>> START

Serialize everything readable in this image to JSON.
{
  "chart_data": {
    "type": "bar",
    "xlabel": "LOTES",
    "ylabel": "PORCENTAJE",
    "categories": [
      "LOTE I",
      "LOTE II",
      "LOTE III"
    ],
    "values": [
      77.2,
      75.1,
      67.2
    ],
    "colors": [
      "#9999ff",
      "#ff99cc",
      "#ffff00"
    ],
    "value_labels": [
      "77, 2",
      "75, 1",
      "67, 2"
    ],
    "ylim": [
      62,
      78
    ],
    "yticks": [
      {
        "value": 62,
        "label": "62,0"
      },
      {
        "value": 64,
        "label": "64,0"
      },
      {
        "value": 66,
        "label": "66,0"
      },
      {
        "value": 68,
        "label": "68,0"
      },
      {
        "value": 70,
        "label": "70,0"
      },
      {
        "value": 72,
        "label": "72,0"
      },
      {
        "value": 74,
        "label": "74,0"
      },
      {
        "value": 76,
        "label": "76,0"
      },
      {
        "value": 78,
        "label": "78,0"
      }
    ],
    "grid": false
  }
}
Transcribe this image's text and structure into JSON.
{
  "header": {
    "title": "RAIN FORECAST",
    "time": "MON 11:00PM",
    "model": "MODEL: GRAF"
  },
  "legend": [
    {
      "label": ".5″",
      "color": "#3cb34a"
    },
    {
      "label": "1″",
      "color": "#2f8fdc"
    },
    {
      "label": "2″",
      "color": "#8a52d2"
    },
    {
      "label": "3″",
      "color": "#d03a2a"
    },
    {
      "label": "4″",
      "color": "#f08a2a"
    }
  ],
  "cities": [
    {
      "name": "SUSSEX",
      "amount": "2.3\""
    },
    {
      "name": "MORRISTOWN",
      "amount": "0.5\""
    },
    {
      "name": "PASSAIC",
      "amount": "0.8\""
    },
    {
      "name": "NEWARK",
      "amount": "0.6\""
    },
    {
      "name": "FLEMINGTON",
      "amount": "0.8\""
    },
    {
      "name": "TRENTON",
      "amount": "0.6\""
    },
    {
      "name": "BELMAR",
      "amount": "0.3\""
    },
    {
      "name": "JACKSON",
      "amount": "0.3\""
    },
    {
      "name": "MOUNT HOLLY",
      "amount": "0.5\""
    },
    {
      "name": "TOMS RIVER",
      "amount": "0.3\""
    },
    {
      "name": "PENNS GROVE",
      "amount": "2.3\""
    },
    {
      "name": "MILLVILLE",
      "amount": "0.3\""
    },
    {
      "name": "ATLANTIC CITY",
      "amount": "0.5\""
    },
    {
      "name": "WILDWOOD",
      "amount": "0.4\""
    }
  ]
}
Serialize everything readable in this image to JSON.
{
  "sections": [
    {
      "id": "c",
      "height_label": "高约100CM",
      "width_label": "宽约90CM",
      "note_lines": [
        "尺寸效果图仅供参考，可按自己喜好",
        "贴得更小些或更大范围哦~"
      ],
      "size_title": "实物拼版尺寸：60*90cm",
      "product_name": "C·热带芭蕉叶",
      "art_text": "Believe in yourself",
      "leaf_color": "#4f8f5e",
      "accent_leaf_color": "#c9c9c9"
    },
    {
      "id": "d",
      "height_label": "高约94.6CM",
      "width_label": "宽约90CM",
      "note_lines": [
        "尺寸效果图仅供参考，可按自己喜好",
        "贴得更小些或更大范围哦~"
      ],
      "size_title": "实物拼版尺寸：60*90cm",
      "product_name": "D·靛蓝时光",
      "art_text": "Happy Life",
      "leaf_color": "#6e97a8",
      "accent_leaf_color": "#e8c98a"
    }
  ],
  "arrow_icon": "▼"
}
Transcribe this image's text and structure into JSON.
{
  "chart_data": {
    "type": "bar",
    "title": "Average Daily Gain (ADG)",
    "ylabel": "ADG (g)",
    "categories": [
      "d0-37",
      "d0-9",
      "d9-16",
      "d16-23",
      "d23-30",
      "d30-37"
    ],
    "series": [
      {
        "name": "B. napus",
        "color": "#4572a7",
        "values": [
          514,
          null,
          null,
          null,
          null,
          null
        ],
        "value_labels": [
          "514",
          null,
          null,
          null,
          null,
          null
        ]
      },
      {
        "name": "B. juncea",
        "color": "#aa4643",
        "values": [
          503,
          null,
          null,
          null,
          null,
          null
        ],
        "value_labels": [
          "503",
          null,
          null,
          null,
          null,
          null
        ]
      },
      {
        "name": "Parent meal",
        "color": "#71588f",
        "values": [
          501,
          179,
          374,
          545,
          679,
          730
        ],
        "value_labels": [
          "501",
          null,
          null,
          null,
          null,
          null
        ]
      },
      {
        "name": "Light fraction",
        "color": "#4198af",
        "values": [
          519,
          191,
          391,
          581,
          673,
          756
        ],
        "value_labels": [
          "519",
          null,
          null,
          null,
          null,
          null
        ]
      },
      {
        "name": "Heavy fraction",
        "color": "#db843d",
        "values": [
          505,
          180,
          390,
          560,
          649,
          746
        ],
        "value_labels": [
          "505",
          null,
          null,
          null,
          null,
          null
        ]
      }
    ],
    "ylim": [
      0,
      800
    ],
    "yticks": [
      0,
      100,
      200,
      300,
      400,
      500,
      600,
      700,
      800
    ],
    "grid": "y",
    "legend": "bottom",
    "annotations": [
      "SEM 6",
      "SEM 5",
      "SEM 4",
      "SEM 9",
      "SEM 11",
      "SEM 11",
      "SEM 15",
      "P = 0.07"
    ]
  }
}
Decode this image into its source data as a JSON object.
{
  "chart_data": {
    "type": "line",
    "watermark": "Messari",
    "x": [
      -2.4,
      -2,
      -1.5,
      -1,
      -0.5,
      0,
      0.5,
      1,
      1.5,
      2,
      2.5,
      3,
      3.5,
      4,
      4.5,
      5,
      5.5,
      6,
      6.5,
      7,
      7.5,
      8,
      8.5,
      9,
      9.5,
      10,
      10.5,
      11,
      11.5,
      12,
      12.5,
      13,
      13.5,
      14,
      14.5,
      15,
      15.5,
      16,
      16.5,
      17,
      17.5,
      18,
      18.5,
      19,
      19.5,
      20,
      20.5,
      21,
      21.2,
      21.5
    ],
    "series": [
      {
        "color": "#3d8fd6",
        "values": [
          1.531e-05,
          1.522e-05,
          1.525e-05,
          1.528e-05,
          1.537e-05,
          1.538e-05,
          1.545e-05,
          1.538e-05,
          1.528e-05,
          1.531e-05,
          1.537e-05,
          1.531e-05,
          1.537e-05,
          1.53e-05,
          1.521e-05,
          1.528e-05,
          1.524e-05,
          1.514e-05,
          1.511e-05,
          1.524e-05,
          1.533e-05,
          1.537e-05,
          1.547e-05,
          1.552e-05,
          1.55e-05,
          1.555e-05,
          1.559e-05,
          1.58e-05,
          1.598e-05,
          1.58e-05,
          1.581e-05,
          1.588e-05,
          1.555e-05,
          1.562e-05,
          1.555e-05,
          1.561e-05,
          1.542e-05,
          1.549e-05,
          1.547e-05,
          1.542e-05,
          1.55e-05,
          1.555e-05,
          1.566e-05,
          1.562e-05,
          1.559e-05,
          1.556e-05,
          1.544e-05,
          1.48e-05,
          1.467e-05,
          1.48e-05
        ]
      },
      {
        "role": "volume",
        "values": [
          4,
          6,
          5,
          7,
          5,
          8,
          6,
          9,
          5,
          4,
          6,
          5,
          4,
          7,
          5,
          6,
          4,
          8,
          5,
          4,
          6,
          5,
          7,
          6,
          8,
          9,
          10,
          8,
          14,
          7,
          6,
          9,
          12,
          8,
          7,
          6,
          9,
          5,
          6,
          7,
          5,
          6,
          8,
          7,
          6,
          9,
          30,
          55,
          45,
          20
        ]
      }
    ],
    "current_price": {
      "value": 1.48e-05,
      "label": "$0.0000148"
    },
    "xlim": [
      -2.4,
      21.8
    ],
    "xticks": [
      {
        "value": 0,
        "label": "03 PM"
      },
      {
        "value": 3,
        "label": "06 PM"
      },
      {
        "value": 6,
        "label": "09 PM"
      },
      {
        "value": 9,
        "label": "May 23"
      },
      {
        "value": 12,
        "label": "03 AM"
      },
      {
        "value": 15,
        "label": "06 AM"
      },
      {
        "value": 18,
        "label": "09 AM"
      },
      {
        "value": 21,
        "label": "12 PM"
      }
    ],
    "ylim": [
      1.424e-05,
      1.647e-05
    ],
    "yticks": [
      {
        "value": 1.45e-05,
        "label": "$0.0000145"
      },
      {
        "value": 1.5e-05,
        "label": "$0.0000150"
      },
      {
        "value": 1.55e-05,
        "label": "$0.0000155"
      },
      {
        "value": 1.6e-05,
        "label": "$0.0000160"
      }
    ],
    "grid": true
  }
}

>> END

> _To do_: Locate all lines in the listing above with the word "fraction". Copy them.

> _Answer to this problem_:
        "name": "Light fraction",
        "name": "Heavy fraction",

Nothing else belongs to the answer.